— BEGIN GIVEN INFORMATION —

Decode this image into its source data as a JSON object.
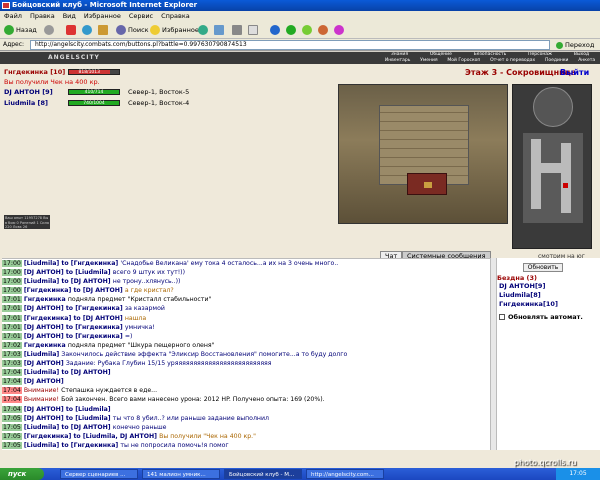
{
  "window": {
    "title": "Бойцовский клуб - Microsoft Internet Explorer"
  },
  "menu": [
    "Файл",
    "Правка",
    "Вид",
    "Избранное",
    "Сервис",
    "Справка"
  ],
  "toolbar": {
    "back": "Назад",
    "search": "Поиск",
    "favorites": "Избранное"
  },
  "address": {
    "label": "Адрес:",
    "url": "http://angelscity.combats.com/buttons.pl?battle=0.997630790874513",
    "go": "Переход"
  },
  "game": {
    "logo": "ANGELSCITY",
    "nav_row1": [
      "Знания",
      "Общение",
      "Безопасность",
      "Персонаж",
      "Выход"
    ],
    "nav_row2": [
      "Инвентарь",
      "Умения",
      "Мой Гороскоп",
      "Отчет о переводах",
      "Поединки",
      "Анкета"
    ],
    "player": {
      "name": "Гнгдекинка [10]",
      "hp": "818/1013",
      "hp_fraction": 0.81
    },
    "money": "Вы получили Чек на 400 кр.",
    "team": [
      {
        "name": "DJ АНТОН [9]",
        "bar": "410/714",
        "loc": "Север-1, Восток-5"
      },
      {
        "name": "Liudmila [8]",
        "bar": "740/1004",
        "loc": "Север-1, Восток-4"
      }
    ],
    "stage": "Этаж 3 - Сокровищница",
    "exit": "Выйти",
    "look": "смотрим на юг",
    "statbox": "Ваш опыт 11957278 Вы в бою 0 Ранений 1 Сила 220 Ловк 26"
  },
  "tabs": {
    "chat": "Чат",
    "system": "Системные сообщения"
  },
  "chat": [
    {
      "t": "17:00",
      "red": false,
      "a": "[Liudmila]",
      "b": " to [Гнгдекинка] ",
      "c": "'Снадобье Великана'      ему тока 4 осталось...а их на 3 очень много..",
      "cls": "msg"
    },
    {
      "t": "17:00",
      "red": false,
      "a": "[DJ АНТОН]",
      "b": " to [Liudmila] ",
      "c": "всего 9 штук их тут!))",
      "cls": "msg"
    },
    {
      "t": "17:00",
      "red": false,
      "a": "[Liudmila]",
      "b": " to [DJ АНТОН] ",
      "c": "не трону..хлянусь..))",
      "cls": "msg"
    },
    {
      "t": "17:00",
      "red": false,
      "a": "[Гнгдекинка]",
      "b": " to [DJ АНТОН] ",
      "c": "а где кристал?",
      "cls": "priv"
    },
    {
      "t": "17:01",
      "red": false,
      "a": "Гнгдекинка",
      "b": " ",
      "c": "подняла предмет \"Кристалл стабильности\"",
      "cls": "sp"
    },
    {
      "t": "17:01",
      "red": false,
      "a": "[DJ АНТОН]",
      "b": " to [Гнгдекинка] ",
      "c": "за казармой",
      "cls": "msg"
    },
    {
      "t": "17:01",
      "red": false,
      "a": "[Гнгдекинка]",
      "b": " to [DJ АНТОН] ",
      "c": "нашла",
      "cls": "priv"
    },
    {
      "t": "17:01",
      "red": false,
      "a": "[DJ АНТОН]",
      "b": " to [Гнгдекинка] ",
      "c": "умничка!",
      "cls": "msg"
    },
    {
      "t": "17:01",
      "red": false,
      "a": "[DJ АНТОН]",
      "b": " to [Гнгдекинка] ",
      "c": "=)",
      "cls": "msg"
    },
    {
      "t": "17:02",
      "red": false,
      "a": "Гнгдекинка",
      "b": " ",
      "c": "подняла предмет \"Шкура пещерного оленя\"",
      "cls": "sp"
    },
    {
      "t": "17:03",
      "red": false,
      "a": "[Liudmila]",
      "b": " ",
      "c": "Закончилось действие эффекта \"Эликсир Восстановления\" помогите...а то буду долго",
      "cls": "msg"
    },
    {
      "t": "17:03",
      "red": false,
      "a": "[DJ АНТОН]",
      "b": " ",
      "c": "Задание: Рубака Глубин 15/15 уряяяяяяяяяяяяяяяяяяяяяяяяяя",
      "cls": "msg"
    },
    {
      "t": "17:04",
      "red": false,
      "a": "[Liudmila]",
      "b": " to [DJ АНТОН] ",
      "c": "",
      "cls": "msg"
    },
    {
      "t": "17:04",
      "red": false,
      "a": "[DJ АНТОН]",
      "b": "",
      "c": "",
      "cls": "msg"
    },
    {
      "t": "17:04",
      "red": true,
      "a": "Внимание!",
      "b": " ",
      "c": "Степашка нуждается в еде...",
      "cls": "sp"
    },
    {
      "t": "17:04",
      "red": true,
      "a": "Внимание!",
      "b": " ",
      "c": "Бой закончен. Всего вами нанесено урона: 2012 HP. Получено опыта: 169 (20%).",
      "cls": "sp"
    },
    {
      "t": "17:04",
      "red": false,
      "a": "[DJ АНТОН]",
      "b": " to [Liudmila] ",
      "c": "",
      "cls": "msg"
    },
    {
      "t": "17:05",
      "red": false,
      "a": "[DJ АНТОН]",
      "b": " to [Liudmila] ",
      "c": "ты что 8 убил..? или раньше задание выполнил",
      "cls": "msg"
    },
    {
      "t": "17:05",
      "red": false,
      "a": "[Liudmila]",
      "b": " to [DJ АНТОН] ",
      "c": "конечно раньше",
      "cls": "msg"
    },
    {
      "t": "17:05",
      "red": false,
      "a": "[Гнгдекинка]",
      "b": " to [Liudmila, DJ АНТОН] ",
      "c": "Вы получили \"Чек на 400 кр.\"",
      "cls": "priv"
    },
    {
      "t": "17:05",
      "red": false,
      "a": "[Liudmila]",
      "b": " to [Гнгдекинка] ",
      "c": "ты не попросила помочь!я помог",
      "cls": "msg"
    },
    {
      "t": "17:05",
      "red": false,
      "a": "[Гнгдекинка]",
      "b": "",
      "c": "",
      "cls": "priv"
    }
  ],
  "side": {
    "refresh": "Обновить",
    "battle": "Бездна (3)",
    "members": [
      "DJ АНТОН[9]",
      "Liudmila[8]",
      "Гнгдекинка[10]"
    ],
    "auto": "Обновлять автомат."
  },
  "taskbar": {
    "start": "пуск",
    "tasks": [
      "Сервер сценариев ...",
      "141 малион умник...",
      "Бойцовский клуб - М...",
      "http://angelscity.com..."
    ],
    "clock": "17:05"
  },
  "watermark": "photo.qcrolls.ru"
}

— END GIVEN INFORMATION —

• **WHAT YOU NEED TO DO**
Every line above that contains the word "получили" should be reported.

• **RESULT OF THE TASK**
    "money": "Вы получили Чек на 400 кр.",
      "c": "Вы получили \"Чек на 400 кр.\"",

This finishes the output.